Exercise
Count lines, not occurrences: give the number of lines holding the word "эрозии", and nothing besides.

——

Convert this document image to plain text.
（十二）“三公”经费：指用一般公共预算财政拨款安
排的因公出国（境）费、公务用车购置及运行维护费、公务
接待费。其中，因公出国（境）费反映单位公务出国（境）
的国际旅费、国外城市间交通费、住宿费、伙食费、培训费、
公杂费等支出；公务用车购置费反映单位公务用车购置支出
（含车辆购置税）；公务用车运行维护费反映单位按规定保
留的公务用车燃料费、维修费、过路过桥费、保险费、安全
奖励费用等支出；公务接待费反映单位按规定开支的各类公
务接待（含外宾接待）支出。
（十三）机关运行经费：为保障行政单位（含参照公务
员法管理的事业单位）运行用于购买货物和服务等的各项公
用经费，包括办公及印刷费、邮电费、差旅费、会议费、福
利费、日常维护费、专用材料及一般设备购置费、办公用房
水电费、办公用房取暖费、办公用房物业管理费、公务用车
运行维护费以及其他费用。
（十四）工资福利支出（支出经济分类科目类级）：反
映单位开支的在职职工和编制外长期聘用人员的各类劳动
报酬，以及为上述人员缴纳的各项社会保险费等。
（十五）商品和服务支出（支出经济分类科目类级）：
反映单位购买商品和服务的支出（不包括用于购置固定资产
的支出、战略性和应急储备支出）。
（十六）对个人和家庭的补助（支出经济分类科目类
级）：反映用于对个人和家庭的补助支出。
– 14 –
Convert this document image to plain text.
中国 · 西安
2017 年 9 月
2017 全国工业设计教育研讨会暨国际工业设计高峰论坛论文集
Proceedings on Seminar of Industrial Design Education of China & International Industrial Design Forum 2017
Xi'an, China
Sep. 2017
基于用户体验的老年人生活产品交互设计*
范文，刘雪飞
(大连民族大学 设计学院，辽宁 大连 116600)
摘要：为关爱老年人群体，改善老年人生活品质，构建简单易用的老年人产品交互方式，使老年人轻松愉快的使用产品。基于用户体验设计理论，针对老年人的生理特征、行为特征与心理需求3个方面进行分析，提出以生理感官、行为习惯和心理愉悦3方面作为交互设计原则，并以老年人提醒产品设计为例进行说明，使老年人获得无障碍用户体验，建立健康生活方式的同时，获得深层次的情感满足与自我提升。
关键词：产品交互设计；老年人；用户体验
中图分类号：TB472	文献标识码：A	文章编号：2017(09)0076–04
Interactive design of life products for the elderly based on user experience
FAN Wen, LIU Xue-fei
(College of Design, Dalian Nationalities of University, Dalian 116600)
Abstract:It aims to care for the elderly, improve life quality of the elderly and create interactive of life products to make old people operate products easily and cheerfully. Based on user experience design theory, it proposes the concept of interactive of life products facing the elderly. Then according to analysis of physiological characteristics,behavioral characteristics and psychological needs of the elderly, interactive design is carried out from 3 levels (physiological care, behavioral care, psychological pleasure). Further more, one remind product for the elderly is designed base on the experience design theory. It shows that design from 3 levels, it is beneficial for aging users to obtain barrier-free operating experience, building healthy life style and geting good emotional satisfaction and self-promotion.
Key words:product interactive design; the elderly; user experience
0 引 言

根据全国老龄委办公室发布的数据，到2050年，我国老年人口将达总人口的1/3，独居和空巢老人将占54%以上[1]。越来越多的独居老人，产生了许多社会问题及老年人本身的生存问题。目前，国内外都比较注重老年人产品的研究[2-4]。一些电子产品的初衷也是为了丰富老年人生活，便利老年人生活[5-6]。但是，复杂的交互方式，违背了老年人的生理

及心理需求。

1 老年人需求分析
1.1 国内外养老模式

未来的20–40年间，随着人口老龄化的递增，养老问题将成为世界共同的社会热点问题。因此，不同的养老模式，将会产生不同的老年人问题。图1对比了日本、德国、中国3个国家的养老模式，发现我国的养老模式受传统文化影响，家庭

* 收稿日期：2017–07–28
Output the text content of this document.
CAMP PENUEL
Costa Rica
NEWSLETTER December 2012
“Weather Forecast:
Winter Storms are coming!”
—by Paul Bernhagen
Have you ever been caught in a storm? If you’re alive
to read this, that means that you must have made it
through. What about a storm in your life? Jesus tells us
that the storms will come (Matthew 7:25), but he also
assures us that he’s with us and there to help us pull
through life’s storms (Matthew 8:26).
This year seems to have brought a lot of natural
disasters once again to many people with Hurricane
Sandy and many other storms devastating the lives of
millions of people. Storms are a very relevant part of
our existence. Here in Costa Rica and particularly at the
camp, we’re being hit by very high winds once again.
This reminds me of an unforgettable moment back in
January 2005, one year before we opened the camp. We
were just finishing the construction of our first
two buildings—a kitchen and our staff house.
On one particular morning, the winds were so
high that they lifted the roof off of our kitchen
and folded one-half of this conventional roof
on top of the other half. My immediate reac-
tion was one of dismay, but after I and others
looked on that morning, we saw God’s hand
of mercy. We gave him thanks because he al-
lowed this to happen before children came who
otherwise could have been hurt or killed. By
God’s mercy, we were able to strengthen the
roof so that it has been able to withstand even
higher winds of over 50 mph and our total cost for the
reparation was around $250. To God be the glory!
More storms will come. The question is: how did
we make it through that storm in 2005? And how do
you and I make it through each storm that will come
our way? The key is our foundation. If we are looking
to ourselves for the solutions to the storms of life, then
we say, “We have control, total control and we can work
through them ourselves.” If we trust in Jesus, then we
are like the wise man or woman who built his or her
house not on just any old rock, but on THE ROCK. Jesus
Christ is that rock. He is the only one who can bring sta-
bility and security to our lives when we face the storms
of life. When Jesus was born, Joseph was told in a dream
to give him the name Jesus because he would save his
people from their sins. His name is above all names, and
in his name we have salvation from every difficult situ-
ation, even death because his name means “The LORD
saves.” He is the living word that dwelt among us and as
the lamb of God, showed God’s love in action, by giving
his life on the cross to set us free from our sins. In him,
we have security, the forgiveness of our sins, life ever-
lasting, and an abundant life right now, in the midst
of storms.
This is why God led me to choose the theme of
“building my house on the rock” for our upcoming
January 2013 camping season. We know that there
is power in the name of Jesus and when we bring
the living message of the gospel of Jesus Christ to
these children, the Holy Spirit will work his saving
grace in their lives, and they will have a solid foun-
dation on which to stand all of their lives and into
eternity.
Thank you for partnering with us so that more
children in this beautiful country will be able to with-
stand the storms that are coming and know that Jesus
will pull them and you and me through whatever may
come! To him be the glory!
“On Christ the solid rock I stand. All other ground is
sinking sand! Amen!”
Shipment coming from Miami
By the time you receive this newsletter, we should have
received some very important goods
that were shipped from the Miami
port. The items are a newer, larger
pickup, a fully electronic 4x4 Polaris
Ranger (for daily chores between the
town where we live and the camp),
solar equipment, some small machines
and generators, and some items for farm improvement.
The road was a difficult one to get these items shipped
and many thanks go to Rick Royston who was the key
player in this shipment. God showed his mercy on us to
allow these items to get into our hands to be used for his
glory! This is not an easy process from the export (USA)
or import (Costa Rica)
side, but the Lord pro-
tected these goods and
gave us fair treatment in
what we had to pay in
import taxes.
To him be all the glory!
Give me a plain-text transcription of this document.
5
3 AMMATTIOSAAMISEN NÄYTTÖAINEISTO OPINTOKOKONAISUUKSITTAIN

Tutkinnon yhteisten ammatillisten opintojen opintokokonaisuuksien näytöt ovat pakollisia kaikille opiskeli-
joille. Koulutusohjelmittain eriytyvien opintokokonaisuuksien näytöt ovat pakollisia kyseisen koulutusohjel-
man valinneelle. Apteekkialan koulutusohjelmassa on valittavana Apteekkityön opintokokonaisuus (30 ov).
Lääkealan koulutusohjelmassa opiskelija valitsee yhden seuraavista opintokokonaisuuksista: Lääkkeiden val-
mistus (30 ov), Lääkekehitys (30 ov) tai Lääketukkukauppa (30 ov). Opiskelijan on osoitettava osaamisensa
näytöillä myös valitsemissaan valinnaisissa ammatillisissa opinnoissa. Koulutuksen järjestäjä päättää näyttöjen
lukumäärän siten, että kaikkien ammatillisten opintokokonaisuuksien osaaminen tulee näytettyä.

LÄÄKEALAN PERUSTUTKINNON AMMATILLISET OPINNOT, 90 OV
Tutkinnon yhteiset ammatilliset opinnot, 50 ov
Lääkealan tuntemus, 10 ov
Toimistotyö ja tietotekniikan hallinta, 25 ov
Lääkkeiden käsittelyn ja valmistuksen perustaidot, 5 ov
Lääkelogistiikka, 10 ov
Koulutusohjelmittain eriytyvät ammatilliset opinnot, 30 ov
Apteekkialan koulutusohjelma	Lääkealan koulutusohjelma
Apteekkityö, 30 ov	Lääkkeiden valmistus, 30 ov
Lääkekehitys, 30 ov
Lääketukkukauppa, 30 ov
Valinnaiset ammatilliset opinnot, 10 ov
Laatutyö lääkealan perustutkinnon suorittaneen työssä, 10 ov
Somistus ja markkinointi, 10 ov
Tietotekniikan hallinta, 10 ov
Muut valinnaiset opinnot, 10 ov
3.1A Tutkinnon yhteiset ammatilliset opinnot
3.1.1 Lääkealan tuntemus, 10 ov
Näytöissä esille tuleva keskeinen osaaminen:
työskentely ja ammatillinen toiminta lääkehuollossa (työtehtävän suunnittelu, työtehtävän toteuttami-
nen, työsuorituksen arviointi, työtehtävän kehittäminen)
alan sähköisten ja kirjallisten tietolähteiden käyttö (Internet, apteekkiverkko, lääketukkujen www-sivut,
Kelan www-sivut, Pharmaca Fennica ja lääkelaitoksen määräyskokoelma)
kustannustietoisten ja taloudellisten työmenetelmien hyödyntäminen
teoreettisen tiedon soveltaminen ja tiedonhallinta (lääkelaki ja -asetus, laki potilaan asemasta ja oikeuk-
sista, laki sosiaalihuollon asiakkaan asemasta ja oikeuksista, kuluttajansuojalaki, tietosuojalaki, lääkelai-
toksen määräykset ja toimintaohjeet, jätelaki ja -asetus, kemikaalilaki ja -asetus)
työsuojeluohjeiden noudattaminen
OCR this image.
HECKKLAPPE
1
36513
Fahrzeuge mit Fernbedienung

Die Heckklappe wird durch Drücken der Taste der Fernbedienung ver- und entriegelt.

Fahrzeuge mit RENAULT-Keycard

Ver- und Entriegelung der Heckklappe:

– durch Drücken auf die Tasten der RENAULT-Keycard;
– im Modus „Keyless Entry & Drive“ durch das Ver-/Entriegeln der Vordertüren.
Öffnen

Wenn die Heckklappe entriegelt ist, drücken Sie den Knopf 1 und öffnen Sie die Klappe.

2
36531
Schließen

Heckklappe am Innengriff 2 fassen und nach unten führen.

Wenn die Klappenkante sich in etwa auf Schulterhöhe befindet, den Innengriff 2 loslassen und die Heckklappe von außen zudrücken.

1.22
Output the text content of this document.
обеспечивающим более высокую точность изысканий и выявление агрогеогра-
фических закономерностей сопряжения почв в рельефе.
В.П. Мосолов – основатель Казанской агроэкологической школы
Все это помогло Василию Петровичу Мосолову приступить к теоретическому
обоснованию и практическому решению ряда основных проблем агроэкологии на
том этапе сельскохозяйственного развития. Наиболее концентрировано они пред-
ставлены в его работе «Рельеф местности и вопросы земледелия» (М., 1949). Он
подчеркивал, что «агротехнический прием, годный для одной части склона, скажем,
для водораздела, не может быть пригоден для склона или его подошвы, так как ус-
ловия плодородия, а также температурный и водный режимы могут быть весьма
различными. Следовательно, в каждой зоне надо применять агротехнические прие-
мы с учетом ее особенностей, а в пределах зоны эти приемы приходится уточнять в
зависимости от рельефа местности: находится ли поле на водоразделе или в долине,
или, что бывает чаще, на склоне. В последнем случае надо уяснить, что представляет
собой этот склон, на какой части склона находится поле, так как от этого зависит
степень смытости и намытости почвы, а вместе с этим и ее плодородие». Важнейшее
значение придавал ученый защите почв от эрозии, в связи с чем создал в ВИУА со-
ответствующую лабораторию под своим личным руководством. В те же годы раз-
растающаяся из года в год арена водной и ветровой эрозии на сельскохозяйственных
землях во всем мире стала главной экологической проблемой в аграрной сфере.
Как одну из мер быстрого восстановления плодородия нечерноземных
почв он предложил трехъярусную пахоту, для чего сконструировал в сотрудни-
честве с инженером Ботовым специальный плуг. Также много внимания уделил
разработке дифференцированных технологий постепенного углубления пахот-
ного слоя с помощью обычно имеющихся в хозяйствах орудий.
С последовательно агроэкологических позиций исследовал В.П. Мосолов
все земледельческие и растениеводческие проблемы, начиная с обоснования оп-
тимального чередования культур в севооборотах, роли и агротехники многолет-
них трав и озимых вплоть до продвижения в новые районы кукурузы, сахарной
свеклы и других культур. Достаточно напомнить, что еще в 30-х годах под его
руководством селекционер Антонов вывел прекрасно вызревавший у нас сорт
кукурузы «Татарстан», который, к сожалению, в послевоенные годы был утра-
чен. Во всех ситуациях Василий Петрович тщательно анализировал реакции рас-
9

——

Expected answer
2